_Available data_
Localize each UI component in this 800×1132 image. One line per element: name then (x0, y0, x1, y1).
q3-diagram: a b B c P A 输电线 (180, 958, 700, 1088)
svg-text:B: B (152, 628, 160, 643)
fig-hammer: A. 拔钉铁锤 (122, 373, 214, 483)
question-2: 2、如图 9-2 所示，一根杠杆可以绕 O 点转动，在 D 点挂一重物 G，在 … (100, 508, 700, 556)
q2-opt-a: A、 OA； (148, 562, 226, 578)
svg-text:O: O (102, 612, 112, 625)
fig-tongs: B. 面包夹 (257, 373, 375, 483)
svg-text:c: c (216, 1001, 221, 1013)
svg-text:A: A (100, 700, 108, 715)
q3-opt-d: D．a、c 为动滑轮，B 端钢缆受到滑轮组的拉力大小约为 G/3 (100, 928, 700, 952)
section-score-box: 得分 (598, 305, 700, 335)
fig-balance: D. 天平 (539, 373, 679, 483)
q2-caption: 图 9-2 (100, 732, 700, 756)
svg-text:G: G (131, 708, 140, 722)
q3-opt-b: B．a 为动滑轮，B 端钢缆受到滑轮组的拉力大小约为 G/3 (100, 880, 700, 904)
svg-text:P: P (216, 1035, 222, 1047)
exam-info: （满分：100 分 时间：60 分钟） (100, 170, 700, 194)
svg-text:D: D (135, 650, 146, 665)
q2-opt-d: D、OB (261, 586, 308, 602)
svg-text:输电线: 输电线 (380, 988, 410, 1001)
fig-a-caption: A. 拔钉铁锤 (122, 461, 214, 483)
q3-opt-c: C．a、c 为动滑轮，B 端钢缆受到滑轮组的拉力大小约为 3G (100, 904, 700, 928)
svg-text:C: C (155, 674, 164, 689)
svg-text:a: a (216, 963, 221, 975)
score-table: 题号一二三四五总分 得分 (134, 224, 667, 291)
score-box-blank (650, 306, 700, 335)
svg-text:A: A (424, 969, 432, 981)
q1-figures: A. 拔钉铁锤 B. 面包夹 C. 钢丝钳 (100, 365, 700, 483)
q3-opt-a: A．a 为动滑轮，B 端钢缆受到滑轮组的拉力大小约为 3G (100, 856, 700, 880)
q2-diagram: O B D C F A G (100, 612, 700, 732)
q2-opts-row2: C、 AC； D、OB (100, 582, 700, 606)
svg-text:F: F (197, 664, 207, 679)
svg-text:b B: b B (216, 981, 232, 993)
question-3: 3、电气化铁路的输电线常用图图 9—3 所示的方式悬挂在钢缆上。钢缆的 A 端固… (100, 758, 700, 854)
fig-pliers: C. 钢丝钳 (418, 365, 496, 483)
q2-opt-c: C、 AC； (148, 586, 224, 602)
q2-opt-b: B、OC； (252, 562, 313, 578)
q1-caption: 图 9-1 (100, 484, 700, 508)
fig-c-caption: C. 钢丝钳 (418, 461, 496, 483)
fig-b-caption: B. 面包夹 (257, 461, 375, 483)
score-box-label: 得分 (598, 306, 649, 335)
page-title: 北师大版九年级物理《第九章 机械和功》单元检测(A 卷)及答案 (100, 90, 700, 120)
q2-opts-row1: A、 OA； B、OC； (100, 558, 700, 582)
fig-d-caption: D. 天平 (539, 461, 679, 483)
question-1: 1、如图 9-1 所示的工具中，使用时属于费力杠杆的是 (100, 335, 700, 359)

_Requirement_
Retype every line of the material above without alteration, in the same order.

_Exercise output_
Localize each UI component in this 800×1132 image. One line per element: name then (x0, y0, x1, y1).
q3-diagram: a b B c P A 输电线 (180, 958, 700, 1088)
svg-text:B: B (152, 628, 160, 643)
fig-hammer: A. 拔钉铁锤 (122, 373, 214, 483)
question-2: 2、如图 9-2 所示，一根杠杆可以绕 O 点转动，在 D 点挂一重物 G，在 … (100, 508, 700, 556)
q2-opt-a: A、 OA； (148, 562, 226, 578)
svg-text:O: O (102, 612, 112, 625)
fig-tongs: B. 面包夹 (257, 373, 375, 483)
svg-text:c: c (216, 1001, 221, 1013)
svg-text:A: A (100, 700, 108, 715)
q3-opt-d: D．a、c 为动滑轮，B 端钢缆受到滑轮组的拉力大小约为 G/3 (100, 928, 700, 952)
section-score-box: 得分 (598, 305, 700, 335)
fig-balance: D. 天平 (539, 373, 679, 483)
q2-caption: 图 9-2 (100, 732, 700, 756)
svg-text:G: G (131, 708, 140, 722)
q3-opt-b: B．a 为动滑轮，B 端钢缆受到滑轮组的拉力大小约为 G/3 (100, 880, 700, 904)
svg-text:P: P (216, 1035, 222, 1047)
exam-info: （满分：100 分 时间：60 分钟） (100, 170, 700, 194)
svg-text:D: D (135, 650, 146, 665)
q2-opt-d: D、OB (261, 586, 308, 602)
svg-text:输电线: 输电线 (380, 988, 410, 1001)
fig-a-caption: A. 拔钉铁锤 (122, 461, 214, 483)
q3-opt-c: C．a、c 为动滑轮，B 端钢缆受到滑轮组的拉力大小约为 3G (100, 904, 700, 928)
svg-text:C: C (155, 674, 164, 689)
svg-text:a: a (216, 963, 221, 975)
score-table: 题号一二三四五总分 得分 (134, 224, 667, 291)
score-box-blank (650, 306, 700, 335)
svg-text:A: A (424, 969, 432, 981)
q1-figures: A. 拔钉铁锤 B. 面包夹 C. 钢丝钳 (100, 365, 700, 483)
q3-opt-a: A．a 为动滑轮，B 端钢缆受到滑轮组的拉力大小约为 3G (100, 856, 700, 880)
q2-diagram: O B D C F A G (100, 612, 700, 732)
q2-opts-row2: C、 AC； D、OB (100, 582, 700, 606)
svg-text:F: F (197, 664, 207, 679)
svg-text:b B: b B (216, 981, 232, 993)
question-3: 3、电气化铁路的输电线常用图图 9—3 所示的方式悬挂在钢缆上。钢缆的 A 端固… (100, 758, 700, 854)
fig-pliers: C. 钢丝钳 (418, 365, 496, 483)
q2-opt-c: C、 AC； (148, 586, 224, 602)
q2-opt-b: B、OC； (252, 562, 313, 578)
q1-caption: 图 9-1 (100, 484, 700, 508)
fig-c-caption: C. 钢丝钳 (418, 461, 496, 483)
fig-b-caption: B. 面包夹 (257, 461, 375, 483)
score-box-label: 得分 (598, 306, 649, 335)
page-title: 北师大版九年级物理《第九章 机械和功》单元检测(A 卷)及答案 (100, 90, 700, 120)
q2-opts-row1: A、 OA； B、OC； (100, 558, 700, 582)
fig-d-caption: D. 天平 (539, 461, 679, 483)
question-1: 1、如图 9-1 所示的工具中，使用时属于费力杠杆的是 (100, 335, 700, 359)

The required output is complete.